Collected data entries
---*---
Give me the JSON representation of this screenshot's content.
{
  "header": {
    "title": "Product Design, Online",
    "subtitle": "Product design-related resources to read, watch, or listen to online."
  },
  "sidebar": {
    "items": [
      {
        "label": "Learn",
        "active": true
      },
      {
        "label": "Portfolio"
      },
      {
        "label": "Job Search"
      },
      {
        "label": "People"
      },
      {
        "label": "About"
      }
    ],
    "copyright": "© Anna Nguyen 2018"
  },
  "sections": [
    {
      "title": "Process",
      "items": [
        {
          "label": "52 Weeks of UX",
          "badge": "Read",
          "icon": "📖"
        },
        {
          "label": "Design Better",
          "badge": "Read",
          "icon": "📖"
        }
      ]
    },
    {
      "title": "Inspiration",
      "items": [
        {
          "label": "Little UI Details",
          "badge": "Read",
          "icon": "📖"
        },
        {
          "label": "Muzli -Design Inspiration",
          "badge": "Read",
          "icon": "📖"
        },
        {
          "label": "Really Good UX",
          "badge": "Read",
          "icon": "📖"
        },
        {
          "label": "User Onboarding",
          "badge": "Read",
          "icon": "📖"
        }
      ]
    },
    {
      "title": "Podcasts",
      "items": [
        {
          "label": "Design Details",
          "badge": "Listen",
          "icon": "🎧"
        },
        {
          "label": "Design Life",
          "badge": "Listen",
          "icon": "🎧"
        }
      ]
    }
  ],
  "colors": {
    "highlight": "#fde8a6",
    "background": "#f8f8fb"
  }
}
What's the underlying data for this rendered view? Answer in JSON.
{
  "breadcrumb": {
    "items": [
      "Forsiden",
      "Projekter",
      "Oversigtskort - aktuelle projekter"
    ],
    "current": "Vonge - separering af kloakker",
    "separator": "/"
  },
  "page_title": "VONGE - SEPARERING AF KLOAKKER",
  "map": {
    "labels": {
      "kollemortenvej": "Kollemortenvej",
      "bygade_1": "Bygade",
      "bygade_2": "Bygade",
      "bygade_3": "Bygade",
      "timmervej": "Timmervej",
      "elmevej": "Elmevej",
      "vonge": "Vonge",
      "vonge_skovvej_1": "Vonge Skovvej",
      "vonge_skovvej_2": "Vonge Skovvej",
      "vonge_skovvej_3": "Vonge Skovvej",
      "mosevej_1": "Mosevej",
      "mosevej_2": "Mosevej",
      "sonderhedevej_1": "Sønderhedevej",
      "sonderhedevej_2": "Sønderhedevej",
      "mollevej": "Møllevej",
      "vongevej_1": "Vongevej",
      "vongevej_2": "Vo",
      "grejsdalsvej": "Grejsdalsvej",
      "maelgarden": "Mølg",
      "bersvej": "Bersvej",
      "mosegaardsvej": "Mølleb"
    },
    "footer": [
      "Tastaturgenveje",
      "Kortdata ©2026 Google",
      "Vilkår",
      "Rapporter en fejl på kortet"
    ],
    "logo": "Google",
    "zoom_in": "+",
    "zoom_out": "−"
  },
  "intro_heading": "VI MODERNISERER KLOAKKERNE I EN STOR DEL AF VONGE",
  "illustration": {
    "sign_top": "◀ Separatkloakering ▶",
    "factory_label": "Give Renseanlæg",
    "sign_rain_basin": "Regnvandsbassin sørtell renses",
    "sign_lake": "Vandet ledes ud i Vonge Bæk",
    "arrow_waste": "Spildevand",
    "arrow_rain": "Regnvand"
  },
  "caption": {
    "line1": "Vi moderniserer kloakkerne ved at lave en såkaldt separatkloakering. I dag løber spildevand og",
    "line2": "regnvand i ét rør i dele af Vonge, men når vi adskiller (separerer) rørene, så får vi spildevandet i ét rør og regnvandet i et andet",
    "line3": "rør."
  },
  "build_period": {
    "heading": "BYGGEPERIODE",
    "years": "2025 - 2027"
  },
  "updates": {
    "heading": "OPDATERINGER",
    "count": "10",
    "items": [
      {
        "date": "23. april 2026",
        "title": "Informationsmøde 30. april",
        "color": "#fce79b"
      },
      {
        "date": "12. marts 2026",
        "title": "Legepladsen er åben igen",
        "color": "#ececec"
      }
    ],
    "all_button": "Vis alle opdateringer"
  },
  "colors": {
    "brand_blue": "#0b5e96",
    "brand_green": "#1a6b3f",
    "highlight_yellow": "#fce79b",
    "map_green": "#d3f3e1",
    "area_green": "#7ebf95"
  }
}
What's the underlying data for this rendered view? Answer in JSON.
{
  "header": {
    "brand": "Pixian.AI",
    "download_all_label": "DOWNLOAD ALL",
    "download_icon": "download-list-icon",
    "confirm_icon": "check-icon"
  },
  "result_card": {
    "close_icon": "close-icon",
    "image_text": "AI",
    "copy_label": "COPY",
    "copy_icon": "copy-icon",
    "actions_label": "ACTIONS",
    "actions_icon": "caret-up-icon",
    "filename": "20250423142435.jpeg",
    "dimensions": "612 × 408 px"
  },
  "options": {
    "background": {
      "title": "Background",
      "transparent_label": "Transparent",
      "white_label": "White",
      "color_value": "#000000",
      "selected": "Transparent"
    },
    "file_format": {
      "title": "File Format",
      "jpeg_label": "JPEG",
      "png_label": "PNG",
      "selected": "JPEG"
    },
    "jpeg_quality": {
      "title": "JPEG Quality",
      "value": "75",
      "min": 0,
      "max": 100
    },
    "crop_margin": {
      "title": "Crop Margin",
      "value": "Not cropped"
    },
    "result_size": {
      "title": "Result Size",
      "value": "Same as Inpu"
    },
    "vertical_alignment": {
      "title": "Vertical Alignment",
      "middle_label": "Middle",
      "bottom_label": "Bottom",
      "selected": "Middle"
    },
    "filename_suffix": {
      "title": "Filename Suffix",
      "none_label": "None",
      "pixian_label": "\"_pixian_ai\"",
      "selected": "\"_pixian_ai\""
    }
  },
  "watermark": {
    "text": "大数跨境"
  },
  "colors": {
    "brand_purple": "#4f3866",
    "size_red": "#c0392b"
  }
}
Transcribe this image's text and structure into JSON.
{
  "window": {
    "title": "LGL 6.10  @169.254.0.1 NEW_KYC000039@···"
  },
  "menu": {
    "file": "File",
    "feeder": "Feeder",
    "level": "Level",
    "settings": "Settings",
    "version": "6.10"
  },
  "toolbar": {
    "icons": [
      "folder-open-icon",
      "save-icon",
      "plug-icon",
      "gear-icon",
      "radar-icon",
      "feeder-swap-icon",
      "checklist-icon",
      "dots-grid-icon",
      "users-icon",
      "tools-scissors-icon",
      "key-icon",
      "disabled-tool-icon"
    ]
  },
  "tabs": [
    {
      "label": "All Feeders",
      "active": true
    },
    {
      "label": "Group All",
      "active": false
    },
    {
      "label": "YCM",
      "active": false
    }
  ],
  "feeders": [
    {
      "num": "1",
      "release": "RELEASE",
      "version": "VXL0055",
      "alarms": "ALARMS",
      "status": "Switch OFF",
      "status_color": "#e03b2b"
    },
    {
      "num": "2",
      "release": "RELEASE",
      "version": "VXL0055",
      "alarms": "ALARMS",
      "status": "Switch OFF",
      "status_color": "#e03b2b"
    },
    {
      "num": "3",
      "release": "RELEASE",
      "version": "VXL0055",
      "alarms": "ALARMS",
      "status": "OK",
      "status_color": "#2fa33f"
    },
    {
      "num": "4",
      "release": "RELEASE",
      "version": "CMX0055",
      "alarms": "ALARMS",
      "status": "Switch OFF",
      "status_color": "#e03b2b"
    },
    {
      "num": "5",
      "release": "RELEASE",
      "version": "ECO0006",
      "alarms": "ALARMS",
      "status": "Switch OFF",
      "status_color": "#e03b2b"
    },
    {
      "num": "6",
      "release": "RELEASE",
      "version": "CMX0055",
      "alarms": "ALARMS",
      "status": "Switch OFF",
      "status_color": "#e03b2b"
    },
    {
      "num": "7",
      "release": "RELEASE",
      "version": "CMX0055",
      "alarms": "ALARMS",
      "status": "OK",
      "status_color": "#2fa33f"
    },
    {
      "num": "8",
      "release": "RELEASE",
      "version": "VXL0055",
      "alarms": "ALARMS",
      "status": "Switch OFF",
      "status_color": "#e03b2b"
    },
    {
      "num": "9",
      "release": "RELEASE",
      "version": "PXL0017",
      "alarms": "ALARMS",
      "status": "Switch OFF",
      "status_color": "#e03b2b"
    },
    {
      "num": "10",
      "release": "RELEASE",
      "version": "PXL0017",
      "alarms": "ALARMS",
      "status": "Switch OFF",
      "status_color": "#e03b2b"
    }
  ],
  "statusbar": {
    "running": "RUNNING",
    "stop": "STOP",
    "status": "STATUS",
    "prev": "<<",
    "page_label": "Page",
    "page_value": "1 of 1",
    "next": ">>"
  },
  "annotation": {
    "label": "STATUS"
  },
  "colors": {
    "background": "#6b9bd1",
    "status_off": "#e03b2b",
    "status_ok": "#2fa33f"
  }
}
---*---
*Aim*. Sift the material for lines with the string "Inspiration". Copy each one found.

*Full answer*.
      "title": "Inspiration",
          "label": "Muzli -Design Inspiration",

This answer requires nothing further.